Passage:
* Begin *
By ASMA KUNDI — in Dawn 

Handmade dolls on display at Lok Virsa on Tuesday. In the other picture, dollmakers at work. — Photos by Tanveer Shahzad

ISLAMABAD: When her teacher said the class will be attending a doll-making workshop, 14-year-old Rohi Pervez from Government Model School was very excited.

“I love handmade dolls in traditional dresses and jewellery. Now I can make one for my little sister as well,” a very happy Rohi beamed while attending the first day of a week-long doll making event at Lok Virsa on Tuesday.

To promote Pakistan’s traditional skills and heritage and to raise awareness about them among the youth, Lok Virsa is holding a series of programmes titled ‘Craft of the Month’ where one craft is focused on every month.

After truck art and pottery making, this month Lok Virsa hosted the opening ceremony of a workshop titled ‘Doll Making: Engagement with Artisans’.

Four doll makers from Okara, Chakwal and Islamabad are displaying their mastery of the art at the event.

They put on colourful displays of their dolls, decoration pieces and tiny doll dresses that they had made earlier and taught children how to hand make dolls and how to fashion traditional, Pakistani dresses for them. All the dolls were made from local material.

Handmade dolls on display at Lok Virsa on Tuesday. In the other picture, dollmakers at work. — Photos by Tanveer Shahzad

One doll maker, Hafiza Begum from Chakwal, told Dawn that she had been making dolls for some 14 years.

“People don’t buy handmade dolls a lot; they prefer mass produced, plastic dolls which cost more. However, foreigners like our work and buy handmade dolls at exhibitions and whenever they visit.”
* End *
Stored data:
* Begin *
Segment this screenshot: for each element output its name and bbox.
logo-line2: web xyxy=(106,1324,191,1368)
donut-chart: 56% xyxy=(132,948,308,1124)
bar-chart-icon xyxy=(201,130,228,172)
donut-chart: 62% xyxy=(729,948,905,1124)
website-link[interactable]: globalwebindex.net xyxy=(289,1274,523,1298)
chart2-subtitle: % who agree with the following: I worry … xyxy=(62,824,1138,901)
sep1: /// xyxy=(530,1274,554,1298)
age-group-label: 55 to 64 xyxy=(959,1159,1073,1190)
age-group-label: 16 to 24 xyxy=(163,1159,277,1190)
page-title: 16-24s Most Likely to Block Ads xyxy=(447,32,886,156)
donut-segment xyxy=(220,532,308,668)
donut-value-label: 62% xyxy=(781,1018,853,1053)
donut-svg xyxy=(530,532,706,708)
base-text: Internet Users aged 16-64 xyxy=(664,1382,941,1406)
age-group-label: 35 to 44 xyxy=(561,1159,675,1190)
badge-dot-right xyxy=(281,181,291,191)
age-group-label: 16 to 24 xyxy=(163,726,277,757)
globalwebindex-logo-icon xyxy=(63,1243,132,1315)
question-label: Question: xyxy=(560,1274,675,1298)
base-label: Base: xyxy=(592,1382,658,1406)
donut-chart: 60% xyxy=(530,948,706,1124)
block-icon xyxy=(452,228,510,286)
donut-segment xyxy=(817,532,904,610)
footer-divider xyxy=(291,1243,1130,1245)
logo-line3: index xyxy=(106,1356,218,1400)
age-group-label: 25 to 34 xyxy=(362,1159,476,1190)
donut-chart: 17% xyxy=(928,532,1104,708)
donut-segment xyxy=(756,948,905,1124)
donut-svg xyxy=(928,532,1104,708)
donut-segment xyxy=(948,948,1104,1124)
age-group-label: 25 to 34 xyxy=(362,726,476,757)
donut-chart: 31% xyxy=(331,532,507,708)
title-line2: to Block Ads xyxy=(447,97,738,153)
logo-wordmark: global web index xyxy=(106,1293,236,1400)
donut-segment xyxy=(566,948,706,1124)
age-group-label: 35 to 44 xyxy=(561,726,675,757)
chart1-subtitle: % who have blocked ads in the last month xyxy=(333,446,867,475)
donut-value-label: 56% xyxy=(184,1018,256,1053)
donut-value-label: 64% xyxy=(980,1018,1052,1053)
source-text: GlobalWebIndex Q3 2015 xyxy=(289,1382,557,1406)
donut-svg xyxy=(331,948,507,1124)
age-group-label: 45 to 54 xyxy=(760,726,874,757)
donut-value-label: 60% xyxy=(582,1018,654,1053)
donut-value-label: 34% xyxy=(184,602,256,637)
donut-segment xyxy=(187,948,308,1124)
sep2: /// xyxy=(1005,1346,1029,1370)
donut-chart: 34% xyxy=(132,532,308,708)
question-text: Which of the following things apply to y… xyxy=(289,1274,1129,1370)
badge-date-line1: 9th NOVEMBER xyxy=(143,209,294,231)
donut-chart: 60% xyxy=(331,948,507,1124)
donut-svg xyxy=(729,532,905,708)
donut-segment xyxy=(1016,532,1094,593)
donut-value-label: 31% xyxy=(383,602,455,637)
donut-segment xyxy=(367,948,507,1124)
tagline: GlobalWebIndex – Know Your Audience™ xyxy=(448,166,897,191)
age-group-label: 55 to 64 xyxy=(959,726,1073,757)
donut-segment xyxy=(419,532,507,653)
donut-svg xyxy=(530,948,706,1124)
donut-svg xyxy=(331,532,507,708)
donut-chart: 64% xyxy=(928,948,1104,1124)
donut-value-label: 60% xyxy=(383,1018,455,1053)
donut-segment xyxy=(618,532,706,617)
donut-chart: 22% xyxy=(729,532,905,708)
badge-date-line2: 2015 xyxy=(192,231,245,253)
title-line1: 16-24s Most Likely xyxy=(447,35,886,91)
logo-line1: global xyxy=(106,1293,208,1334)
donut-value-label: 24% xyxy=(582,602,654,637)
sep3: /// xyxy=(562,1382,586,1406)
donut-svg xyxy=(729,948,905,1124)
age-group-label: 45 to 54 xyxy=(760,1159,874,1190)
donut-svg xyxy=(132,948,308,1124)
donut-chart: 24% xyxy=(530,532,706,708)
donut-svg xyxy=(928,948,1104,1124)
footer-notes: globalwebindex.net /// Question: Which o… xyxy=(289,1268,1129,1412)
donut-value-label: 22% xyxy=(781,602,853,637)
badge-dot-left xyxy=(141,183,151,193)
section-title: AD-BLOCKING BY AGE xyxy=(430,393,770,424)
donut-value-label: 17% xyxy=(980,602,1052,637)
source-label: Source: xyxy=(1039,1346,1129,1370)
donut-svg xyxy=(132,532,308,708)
* End *
* Begin *
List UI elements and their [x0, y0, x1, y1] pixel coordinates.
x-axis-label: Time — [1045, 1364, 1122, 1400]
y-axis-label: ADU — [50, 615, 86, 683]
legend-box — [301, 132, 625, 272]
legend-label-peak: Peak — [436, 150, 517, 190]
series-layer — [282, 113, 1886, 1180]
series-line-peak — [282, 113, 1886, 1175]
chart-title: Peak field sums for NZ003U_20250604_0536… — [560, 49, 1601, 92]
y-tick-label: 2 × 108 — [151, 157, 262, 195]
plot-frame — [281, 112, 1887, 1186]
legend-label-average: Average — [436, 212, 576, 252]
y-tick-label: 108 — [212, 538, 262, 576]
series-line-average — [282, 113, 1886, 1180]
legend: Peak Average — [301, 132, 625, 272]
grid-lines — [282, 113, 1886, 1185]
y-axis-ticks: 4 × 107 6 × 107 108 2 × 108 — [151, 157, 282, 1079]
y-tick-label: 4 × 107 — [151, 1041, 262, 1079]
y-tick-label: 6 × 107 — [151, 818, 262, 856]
* End *
* Begin *
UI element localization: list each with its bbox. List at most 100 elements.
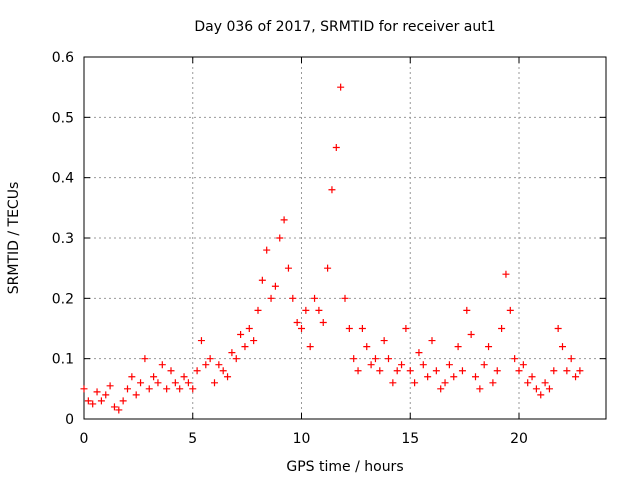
* End *
Task set:
a) According to the doll-making article, why is Lok Virsa holding its "Craft of the Month" series? Answer in one to three sentences.
b) Give as a numbered list the records running from the line that contains "Segment this screenshot: for" through the line that contains "donut-segment xyxy=(756,948,905,1124)", with both of those lines included.
The records are unrelated to the doll-making article.

Results:
a) Lok Virsa is holding the series to promote Pakistan's traditional skills and heritage. It also aims to raise awareness of them among young people by focusing on one craft each month.

b)
1. Segment this screenshot: for each element output its name and bbox.
2. logo-line2: web xyxy=(106,1324,191,1368)
3. donut-chart: 56% xyxy=(132,948,308,1124)
4. bar-chart-icon xyxy=(201,130,228,172)
5. donut-chart: 62% xyxy=(729,948,905,1124)
6. website-link[interactable]: globalwebindex.net xyxy=(289,1274,523,1298)
7. chart2-subtitle: % who agree with the following: I worry … xyxy=(62,824,1138,901)
8. sep1: /// xyxy=(530,1274,554,1298)
9. age-group-label: 55 to 64 xyxy=(959,1159,1073,1190)
10. age-group-label: 16 to 24 xyxy=(163,1159,277,1190)
11. page-title: 16-24s Most Likely to Block Ads xyxy=(447,32,886,156)
12. donut-segment xyxy=(220,532,308,668)
13. donut-value-label: 62% xyxy=(781,1018,853,1053)
14. donut-svg xyxy=(530,532,706,708)
15. base-text: Internet Users aged 16-64 xyxy=(664,1382,941,1406)
16. age-group-label: 35 to 44 xyxy=(561,1159,675,1190)
17. badge-dot-right xyxy=(281,181,291,191)
18. age-group-label: 16 to 24 xyxy=(163,726,277,757)
19. globalwebindex-logo-icon xyxy=(63,1243,132,1315)
20. question-label: Question: xyxy=(560,1274,675,1298)
21. base-label: Base: xyxy=(592,1382,658,1406)
22. donut-chart: 60% xyxy=(530,948,706,1124)
23. block-icon xyxy=(452,228,510,286)
24. donut-segment xyxy=(817,532,904,610)
25. footer-divider xyxy=(291,1243,1130,1245)
26. logo-line3: index xyxy=(106,1356,218,1400)
27. age-group-label: 25 to 34 xyxy=(362,1159,476,1190)
28. donut-chart: 17% xyxy=(928,532,1104,708)
29. donut-segment xyxy=(756,948,905,1124)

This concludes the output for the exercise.